TASK »
Pick out the lines below with "ПРАКТИК" and list them.

RECORD EXTRACTS »

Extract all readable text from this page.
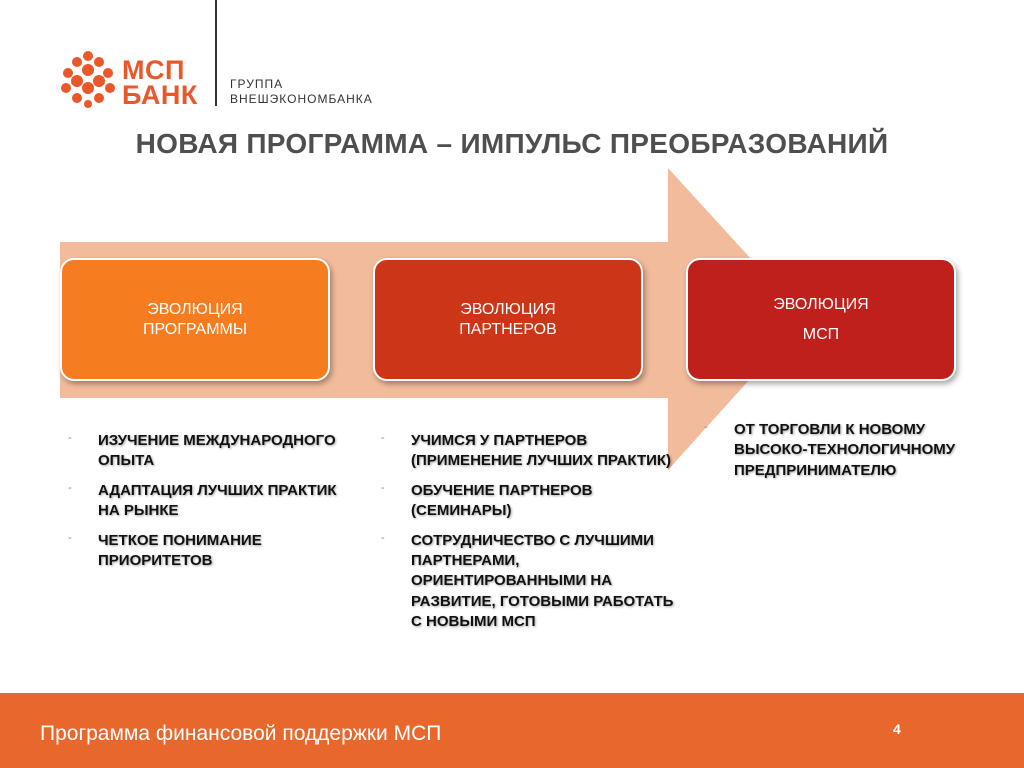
МСП
БАНК	ГРУППА
ВНЕШЭКОНОМБАНКА
НОВАЯ ПРОГРАММА – ИМПУЛЬС ПРЕОБРАЗОВАНИЙ
ЭВОЛЮЦИЯ
ПРОГРАММЫ
ЭВОЛЮЦИЯ
ПАРТНЕРОВ
ЭВОЛЮЦИЯ
МСП
- ИЗУЧЕНИЕ МЕЖДУНАРОДНОГО ОПЫТА
- АДАПТАЦИЯ ЛУЧШИХ ПРАКТИК НА РЫНКЕ
- ЧЕТКОЕ ПОНИМАНИЕ ПРИОРИТЕТОВ
- УЧИМСЯ У ПАРТНЕРОВ (ПРИМЕНЕНИЕ ЛУЧШИХ ПРАКТИК)
- ОБУЧЕНИЕ ПАРТНЕРОВ (СЕМИНАРЫ)
- СОТРУДНИЧЕСТВО С ЛУЧШИМИ ПАРТНЕРАМИ, ОРИЕНТИРОВАННЫМИ НА РАЗВИТИЕ, ГОТОВЫМИ РАБОТАТЬ С НОВЫМИ МСП
- ОТ ТОРГОВЛИ К НОВОМУ ВЫСОКО-ТЕХНОЛОГИЧНОМУ ПРЕДПРИНИМАТЕЛЮ
Программа финансовой поддержки МСП	4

TASK ANSWER »
- АДАПТАЦИЯ ЛУЧШИХ ПРАКТИК НА РЫНКЕ
- УЧИМСЯ У ПАРТНЕРОВ (ПРИМЕНЕНИЕ ЛУЧШИХ ПРАКТИК)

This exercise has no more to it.